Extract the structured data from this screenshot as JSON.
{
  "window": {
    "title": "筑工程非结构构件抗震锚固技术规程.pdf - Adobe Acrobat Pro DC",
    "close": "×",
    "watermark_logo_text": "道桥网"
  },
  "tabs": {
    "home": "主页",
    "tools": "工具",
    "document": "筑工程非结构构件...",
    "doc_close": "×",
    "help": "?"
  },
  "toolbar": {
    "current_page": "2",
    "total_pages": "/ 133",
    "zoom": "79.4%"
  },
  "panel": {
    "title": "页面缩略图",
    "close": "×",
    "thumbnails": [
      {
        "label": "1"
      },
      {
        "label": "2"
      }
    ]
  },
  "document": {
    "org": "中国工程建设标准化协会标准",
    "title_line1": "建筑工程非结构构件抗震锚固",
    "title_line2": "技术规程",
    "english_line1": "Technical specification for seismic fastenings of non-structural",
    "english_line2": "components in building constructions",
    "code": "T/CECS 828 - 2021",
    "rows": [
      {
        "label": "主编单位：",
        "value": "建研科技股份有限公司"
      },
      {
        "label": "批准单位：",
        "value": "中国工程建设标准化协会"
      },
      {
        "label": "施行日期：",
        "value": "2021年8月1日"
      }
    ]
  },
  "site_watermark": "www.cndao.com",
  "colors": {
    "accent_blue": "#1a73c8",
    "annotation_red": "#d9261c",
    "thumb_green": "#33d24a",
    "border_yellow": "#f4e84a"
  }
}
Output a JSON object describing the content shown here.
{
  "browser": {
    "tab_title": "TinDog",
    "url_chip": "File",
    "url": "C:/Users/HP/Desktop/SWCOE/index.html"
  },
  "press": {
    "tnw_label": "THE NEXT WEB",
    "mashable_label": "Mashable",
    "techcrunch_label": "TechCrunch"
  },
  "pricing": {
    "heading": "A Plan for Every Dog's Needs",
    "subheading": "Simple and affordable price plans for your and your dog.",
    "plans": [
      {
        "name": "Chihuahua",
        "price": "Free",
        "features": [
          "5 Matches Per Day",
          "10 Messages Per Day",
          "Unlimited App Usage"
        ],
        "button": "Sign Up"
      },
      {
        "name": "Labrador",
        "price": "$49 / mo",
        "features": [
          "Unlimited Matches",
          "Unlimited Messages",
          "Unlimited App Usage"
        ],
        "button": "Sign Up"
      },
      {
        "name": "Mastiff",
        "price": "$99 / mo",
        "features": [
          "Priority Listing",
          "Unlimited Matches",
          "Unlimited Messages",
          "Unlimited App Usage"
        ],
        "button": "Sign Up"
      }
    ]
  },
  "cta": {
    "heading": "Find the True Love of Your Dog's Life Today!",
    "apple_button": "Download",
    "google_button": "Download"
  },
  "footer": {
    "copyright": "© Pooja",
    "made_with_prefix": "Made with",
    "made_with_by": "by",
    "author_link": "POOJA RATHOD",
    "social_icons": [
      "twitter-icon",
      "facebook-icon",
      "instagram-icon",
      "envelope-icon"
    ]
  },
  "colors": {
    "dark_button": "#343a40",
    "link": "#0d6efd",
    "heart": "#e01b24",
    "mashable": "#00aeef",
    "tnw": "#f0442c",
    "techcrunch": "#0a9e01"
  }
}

** TASK OBJECTIVE **
Extract the full listing above without alteration.

** SOLUTION TO THIS PROBLEM **
Extract the structured data from this screenshot as JSON.
{
  "window": {
    "title": "筑工程非结构构件抗震锚固技术规程.pdf - Adobe Acrobat Pro DC",
    "close": "×",
    "watermark_logo_text": "道桥网"
  },
  "tabs": {
    "home": "主页",
    "tools": "工具",
    "document": "筑工程非结构构件...",
    "doc_close": "×",
    "help": "?"
  },
  "toolbar": {
    "current_page": "2",
    "total_pages": "/ 133",
    "zoom": "79.4%"
  },
  "panel": {
    "title": "页面缩略图",
    "close": "×",
    "thumbnails": [
      {
        "label": "1"
      },
      {
        "label": "2"
      }
    ]
  },
  "document": {
    "org": "中国工程建设标准化协会标准",
    "title_line1": "建筑工程非结构构件抗震锚固",
    "title_line2": "技术规程",
    "english_line1": "Technical specification for seismic fastenings of non-structural",
    "english_line2": "components in building constructions",
    "code": "T/CECS 828 - 2021",
    "rows": [
      {
        "label": "主编单位：",
        "value": "建研科技股份有限公司"
      },
      {
        "label": "批准单位：",
        "value": "中国工程建设标准化协会"
      },
      {
        "label": "施行日期：",
        "value": "2021年8月1日"
      }
    ]
  },
  "site_watermark": "www.cndao.com",
  "colors": {
    "accent_blue": "#1a73c8",
    "annotation_red": "#d9261c",
    "thumb_green": "#33d24a",
    "border_yellow": "#f4e84a"
  }
}
Output a JSON object describing the content shown here.
{
  "browser": {
    "tab_title": "TinDog",
    "url_chip": "File",
    "url": "C:/Users/HP/Desktop/SWCOE/index.html"
  },
  "press": {
    "tnw_label": "THE NEXT WEB",
    "mashable_label": "Mashable",
    "techcrunch_label": "TechCrunch"
  },
  "pricing": {
    "heading": "A Plan for Every Dog's Needs",
    "subheading": "Simple and affordable price plans for your and your dog.",
    "plans": [
      {
        "name": "Chihuahua",
        "price": "Free",
        "features": [
          "5 Matches Per Day",
          "10 Messages Per Day",
          "Unlimited App Usage"
        ],
        "button": "Sign Up"
      },
      {
        "name": "Labrador",
        "price": "$49 / mo",
        "features": [
          "Unlimited Matches",
          "Unlimited Messages",
          "Unlimited App Usage"
        ],
        "button": "Sign Up"
      },
      {
        "name": "Mastiff",
        "price": "$99 / mo",
        "features": [
          "Priority Listing",
          "Unlimited Matches",
          "Unlimited Messages",
          "Unlimited App Usage"
        ],
        "button": "Sign Up"
      }
    ]
  },
  "cta": {
    "heading": "Find the True Love of Your Dog's Life Today!",
    "apple_button": "Download",
    "google_button": "Download"
  },
  "footer": {
    "copyright": "© Pooja",
    "made_with_prefix": "Made with",
    "made_with_by": "by",
    "author_link": "POOJA RATHOD",
    "social_icons": [
      "twitter-icon",
      "facebook-icon",
      "instagram-icon",
      "envelope-icon"
    ]
  },
  "colors": {
    "dark_button": "#343a40",
    "link": "#0d6efd",
    "heart": "#e01b24",
    "mashable": "#00aeef",
    "tnw": "#f0442c",
    "techcrunch": "#0a9e01"
  }
}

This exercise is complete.